** THE REQUEST **
Copy out, in full, every line of the records below that contains the string "footer". Treat the match as case-sensitive.
========
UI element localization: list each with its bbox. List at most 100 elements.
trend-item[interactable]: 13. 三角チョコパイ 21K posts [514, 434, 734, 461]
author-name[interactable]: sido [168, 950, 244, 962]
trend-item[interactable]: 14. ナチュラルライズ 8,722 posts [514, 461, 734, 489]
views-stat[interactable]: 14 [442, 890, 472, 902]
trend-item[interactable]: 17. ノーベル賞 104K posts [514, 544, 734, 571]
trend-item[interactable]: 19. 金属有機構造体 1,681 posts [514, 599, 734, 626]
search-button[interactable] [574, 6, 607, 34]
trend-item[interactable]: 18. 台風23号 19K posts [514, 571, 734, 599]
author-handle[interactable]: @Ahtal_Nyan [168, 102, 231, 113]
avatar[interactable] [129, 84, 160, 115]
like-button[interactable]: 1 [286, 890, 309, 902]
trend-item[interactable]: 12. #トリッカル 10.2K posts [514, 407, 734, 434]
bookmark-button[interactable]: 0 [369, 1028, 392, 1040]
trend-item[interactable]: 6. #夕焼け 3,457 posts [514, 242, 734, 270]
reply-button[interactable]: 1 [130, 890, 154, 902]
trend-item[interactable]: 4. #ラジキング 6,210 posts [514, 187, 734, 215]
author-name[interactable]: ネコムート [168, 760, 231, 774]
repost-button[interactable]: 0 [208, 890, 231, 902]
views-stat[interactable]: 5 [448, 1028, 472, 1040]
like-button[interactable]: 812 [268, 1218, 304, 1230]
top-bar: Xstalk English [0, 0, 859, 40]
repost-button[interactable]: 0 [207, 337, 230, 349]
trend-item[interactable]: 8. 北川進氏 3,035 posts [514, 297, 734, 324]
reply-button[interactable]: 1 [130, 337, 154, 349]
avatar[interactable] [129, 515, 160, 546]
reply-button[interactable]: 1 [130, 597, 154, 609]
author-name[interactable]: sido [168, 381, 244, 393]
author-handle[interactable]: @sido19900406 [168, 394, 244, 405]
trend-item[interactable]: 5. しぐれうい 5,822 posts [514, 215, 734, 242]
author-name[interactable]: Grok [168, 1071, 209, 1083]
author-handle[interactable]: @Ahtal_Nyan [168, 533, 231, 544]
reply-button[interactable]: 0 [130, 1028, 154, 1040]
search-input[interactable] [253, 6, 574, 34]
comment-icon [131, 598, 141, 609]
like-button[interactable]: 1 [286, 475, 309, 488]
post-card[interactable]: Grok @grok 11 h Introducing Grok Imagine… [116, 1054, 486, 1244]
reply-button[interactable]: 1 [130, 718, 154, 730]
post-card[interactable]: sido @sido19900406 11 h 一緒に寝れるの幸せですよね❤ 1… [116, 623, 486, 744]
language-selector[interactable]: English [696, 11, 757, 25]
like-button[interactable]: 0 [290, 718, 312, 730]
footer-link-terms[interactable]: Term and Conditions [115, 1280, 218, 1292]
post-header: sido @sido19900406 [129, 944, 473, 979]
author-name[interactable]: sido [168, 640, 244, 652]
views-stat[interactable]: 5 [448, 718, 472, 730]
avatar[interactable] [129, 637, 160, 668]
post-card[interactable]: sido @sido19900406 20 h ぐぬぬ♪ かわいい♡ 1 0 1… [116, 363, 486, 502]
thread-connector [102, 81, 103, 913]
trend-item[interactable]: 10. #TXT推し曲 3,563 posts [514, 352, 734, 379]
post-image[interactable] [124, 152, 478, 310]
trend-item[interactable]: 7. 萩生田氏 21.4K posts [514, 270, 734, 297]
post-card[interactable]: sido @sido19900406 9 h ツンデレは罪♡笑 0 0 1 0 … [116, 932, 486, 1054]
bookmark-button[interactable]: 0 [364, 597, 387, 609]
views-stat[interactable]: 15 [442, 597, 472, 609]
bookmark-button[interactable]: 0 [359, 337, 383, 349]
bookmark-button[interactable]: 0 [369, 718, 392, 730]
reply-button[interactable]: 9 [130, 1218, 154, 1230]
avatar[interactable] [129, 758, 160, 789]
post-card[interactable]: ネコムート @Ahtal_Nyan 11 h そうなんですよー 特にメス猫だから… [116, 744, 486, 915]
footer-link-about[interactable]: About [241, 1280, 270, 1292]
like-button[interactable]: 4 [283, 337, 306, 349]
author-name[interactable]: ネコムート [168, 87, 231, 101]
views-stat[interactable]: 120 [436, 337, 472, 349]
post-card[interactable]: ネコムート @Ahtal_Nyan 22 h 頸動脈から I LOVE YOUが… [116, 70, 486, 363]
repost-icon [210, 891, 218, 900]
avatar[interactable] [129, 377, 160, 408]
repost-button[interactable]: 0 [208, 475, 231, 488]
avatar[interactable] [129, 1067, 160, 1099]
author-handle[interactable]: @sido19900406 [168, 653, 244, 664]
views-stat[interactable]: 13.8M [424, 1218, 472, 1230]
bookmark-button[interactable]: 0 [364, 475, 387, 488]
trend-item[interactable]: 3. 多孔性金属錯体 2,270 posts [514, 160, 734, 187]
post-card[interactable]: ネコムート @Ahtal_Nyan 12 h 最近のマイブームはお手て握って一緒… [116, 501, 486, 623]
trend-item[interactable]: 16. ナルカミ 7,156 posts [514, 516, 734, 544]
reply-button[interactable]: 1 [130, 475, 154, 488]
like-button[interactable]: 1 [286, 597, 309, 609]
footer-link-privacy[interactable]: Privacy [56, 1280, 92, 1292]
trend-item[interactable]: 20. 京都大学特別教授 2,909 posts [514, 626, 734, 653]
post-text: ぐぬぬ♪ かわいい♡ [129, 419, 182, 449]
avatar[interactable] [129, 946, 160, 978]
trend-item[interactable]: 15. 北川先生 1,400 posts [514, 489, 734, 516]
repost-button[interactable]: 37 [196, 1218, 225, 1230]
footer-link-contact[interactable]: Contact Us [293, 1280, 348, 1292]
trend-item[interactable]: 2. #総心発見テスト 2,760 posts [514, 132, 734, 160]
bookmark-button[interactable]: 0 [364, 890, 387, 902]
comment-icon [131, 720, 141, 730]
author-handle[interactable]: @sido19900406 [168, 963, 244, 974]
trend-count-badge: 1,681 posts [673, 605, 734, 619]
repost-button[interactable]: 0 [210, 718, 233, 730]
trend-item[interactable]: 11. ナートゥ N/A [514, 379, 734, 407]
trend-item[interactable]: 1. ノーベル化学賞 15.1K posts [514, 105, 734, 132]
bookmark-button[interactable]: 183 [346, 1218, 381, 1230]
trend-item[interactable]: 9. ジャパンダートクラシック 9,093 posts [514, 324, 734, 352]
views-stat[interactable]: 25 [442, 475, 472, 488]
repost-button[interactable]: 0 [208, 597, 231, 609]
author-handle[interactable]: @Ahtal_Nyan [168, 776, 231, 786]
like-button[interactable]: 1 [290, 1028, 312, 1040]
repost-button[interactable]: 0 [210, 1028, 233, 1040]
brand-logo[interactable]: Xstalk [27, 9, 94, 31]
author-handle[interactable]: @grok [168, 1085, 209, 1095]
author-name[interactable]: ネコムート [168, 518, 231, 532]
========
** OUTPUT FOR THIS EXERCISE **
footer-link-terms[interactable]: Term and Conditions [115, 1280, 218, 1292]
footer-link-about[interactable]: About [241, 1280, 270, 1292]
footer-link-privacy[interactable]: Privacy [56, 1280, 92, 1292]
footer-link-contact[interactable]: Contact Us [293, 1280, 348, 1292]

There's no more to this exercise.